■ The problem ■
Below is a set of records; print all of them exactly as written.

■ Data to process ■
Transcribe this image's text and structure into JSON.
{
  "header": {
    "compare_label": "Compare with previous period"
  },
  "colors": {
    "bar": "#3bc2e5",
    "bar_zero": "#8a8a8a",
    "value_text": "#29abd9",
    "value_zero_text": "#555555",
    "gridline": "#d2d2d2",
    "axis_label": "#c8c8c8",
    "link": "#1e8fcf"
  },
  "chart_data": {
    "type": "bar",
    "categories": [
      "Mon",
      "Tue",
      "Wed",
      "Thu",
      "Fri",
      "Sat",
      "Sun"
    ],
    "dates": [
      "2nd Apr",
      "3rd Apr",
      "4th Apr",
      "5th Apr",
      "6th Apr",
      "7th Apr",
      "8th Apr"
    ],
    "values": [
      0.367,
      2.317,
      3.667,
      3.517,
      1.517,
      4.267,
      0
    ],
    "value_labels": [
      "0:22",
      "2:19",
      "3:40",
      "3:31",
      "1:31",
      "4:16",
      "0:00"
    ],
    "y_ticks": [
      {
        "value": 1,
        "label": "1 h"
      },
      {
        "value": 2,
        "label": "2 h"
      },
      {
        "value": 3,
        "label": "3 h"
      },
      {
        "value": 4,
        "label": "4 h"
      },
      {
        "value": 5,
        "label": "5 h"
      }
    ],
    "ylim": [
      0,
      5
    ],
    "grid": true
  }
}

■ Result below ■
Transcribe this image's text and structure into JSON.
{
  "header": {
    "compare_label": "Compare with previous period"
  },
  "colors": {
    "bar": "#3bc2e5",
    "bar_zero": "#8a8a8a",
    "value_text": "#29abd9",
    "value_zero_text": "#555555",
    "gridline": "#d2d2d2",
    "axis_label": "#c8c8c8",
    "link": "#1e8fcf"
  },
  "chart_data": {
    "type": "bar",
    "categories": [
      "Mon",
      "Tue",
      "Wed",
      "Thu",
      "Fri",
      "Sat",
      "Sun"
    ],
    "dates": [
      "2nd Apr",
      "3rd Apr",
      "4th Apr",
      "5th Apr",
      "6th Apr",
      "7th Apr",
      "8th Apr"
    ],
    "values": [
      0.367,
      2.317,
      3.667,
      3.517,
      1.517,
      4.267,
      0
    ],
    "value_labels": [
      "0:22",
      "2:19",
      "3:40",
      "3:31",
      "1:31",
      "4:16",
      "0:00"
    ],
    "y_ticks": [
      {
        "value": 1,
        "label": "1 h"
      },
      {
        "value": 2,
        "label": "2 h"
      },
      {
        "value": 3,
        "label": "3 h"
      },
      {
        "value": 4,
        "label": "4 h"
      },
      {
        "value": 5,
        "label": "5 h"
      }
    ],
    "ylim": [
      0,
      5
    ],
    "grid": true
  }
}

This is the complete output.